*What this task involves*
Extract each line from the entries below that has the string "advertises" in it.

*Listed entries*
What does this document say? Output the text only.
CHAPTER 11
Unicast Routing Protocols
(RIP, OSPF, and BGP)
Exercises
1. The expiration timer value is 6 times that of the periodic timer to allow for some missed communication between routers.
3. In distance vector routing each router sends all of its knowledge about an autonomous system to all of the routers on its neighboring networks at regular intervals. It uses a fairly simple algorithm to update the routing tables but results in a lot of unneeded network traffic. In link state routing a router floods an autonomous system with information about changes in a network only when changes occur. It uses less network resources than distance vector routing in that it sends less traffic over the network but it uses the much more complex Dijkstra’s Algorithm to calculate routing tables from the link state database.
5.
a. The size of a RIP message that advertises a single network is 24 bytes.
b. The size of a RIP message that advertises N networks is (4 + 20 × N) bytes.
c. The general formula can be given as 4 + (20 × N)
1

*Solution to the problem*
a. The size of a RIP message that advertises a single network is 24 bytes.
b. The size of a RIP message that advertises N networks is (4 + 20 × N) bytes.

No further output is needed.